Objective
Put everything from the line containing "data-label-background [662, 183, 688, 196]" down to the line containing "legend-item-no-issue: 特に課題はない [418, 119, 503, 134]" in the material below into a JSON list of strings, one string per line, leaving out blank lines.

___ Data shown

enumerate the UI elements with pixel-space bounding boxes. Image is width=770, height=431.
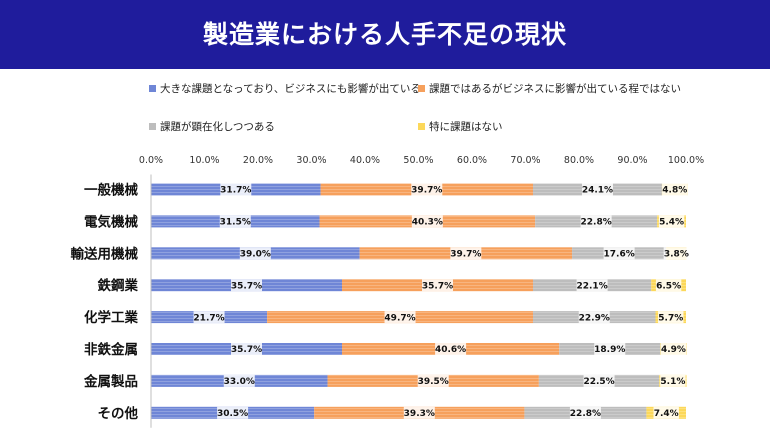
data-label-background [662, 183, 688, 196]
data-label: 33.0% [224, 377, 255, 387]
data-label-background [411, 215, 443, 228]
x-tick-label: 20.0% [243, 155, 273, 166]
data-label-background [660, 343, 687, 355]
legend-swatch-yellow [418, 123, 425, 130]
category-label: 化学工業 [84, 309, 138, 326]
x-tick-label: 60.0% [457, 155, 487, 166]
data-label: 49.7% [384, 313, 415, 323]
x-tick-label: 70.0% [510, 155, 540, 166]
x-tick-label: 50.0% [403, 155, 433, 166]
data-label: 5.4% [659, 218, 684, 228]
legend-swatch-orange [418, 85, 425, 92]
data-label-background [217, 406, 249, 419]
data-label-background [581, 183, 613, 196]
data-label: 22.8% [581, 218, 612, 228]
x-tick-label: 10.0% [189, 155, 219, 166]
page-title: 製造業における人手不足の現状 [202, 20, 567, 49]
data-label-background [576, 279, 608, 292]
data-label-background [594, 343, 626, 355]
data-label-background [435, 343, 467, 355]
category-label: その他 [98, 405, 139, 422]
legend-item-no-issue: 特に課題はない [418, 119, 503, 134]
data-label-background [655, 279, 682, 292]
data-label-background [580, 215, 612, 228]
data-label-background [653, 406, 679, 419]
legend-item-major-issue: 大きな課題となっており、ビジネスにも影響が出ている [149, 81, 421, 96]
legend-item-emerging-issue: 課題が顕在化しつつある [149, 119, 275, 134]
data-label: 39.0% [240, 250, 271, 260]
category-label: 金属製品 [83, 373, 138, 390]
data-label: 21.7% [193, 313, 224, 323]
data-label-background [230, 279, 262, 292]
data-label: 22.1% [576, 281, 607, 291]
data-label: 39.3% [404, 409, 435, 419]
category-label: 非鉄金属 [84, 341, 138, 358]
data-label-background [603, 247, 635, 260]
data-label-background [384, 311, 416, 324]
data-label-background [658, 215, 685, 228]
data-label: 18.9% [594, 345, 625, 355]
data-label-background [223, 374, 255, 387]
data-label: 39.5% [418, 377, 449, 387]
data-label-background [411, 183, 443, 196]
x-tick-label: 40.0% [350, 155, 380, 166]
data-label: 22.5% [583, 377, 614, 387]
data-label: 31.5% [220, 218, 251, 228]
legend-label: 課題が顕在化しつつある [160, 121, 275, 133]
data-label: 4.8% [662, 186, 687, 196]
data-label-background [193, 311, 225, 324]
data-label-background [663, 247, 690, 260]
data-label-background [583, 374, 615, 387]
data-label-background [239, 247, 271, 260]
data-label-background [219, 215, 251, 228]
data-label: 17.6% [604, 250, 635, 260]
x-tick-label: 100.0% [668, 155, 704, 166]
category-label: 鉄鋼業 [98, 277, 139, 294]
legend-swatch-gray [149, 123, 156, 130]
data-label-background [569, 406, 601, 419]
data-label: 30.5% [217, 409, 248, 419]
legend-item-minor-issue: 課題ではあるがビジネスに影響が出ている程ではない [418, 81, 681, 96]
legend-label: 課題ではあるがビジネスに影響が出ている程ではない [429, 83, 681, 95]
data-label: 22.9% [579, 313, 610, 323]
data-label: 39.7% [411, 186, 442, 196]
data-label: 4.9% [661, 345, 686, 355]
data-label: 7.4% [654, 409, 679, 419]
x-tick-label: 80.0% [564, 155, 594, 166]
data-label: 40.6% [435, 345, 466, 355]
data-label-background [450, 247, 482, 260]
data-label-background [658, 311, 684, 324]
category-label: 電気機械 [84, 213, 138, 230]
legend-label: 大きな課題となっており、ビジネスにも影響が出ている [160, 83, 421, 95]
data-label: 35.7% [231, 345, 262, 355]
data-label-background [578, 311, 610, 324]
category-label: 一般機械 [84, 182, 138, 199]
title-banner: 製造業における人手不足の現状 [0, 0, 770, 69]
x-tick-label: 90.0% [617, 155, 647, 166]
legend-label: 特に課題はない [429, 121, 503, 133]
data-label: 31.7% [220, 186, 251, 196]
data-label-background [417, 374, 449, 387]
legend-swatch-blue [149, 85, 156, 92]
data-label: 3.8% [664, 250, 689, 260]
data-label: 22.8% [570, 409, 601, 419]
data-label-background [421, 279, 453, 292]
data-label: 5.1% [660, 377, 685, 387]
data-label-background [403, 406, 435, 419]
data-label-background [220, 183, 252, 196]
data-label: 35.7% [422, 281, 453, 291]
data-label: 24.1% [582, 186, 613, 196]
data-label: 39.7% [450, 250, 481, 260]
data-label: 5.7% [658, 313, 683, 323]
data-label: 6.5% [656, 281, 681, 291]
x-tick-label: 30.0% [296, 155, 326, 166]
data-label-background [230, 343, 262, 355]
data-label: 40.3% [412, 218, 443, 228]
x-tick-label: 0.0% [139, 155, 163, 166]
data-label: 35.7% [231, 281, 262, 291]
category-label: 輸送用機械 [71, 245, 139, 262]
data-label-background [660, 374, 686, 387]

______
___ Data shown

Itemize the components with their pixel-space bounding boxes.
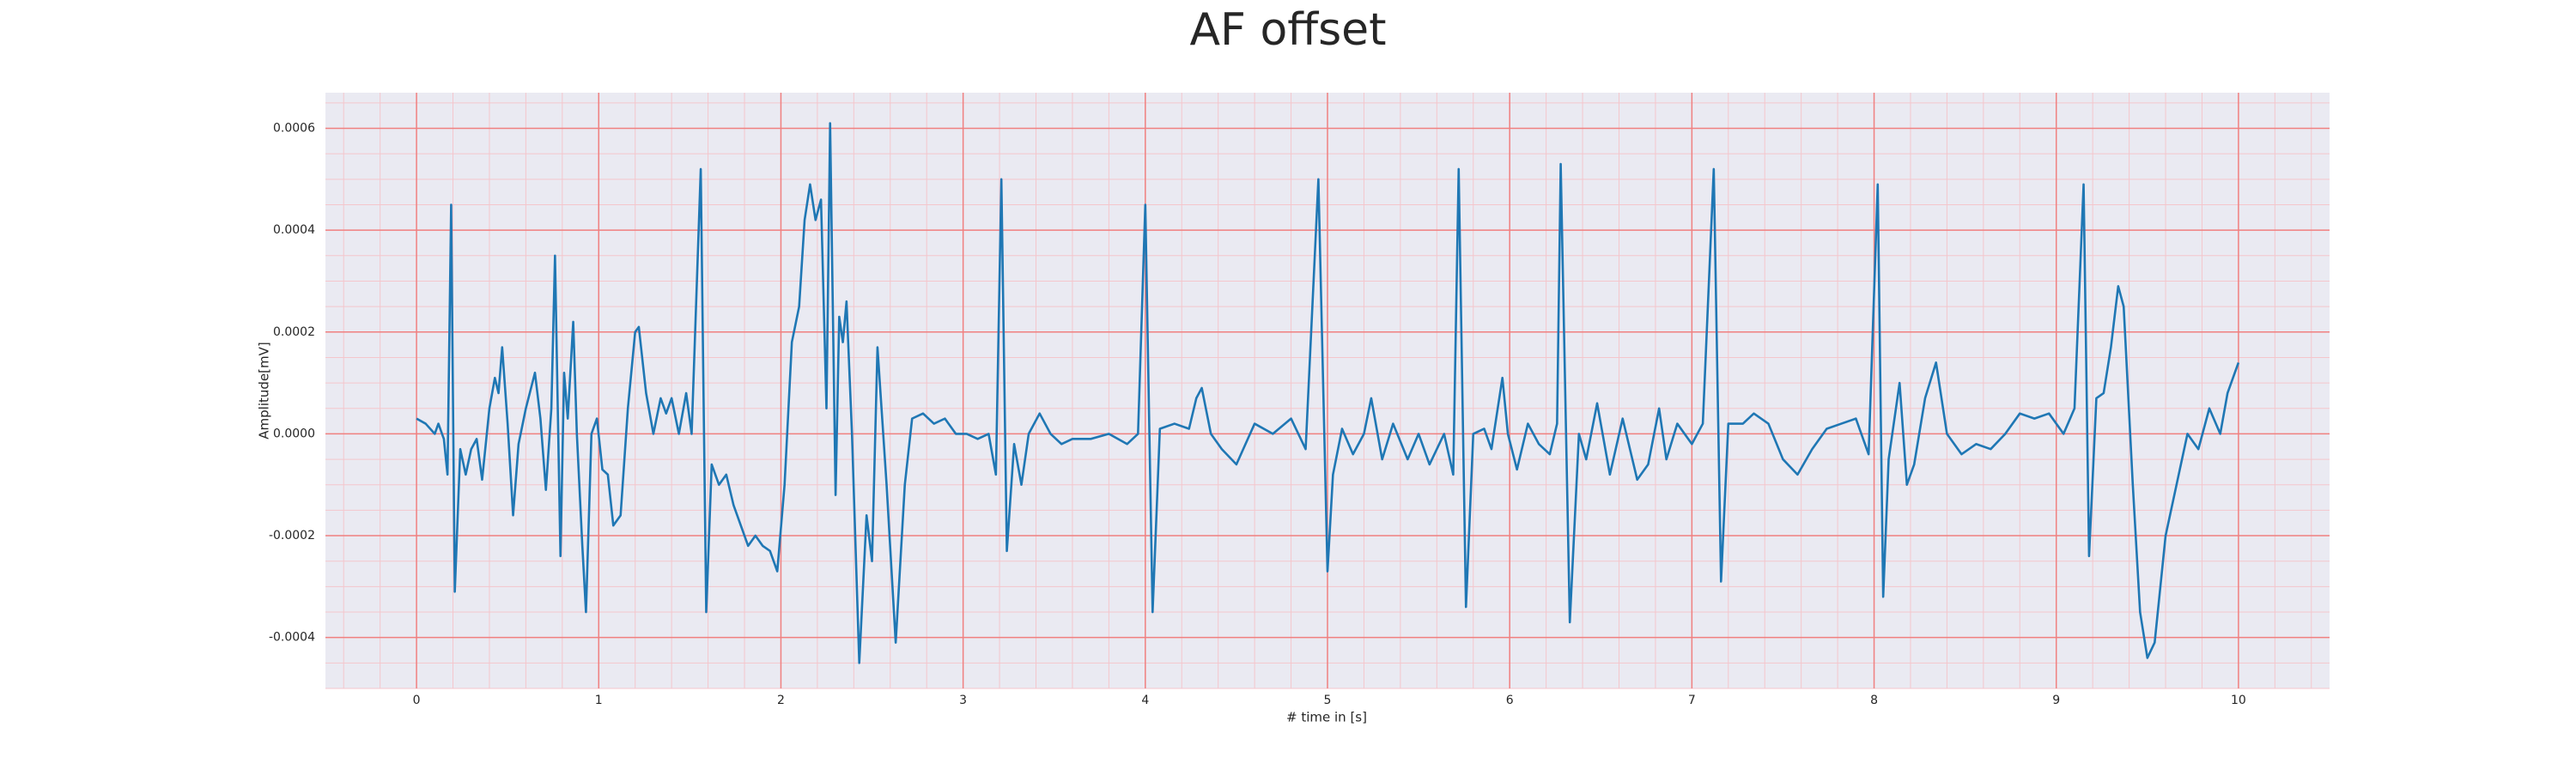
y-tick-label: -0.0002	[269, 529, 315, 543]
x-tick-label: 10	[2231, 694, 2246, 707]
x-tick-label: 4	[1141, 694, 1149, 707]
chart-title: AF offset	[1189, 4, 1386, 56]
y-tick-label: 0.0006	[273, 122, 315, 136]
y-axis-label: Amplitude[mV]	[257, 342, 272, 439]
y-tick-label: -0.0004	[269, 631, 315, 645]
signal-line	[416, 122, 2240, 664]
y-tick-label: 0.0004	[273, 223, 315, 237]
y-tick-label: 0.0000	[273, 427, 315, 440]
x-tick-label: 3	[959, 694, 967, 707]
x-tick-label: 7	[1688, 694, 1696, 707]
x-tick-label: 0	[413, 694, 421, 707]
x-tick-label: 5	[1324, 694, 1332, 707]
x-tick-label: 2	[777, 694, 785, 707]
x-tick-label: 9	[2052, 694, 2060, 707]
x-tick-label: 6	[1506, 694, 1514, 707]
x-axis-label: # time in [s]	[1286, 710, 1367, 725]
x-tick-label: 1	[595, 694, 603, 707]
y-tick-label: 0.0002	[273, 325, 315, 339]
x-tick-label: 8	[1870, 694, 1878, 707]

______

Written solution
[
  "data-label-background [662, 183, 688, 196]",
  "data-label: 33.0% [224, 377, 255, 387]",
  "data-label-background [411, 215, 443, 228]",
  "x-tick-label: 20.0% [243, 155, 273, 166]",
  "data-label-background [660, 343, 687, 355]",
  "legend-swatch-yellow [418, 123, 425, 130]",
  "category-label: 化学工業 [84, 309, 138, 326]",
  "x-tick-label: 60.0% [457, 155, 487, 166]",
  "data-label: 49.7% [384, 313, 415, 323]",
  "x-tick-label: 70.0% [510, 155, 540, 166]",
  "x-tick-label: 50.0% [403, 155, 433, 166]",
  "data-label: 5.4% [659, 218, 684, 228]",
  "legend-swatch-orange [418, 85, 425, 92]",
  "data-label-background [217, 406, 249, 419]",
  "data-label-background [581, 183, 613, 196]",
  "data-label: 22.8% [581, 218, 612, 228]",
  "x-tick-label: 10.0% [189, 155, 219, 166]",
  "page-title: 製造業における人手不足の現状 [202, 20, 567, 49]",
  "data-label-background [576, 279, 608, 292]",
  "data-label-background [594, 343, 626, 355]",
  "data-label-background [435, 343, 467, 355]",
  "category-label: その他 [98, 405, 139, 422]",
  "legend-item-no-issue: 特に課題はない [418, 119, 503, 134]"
]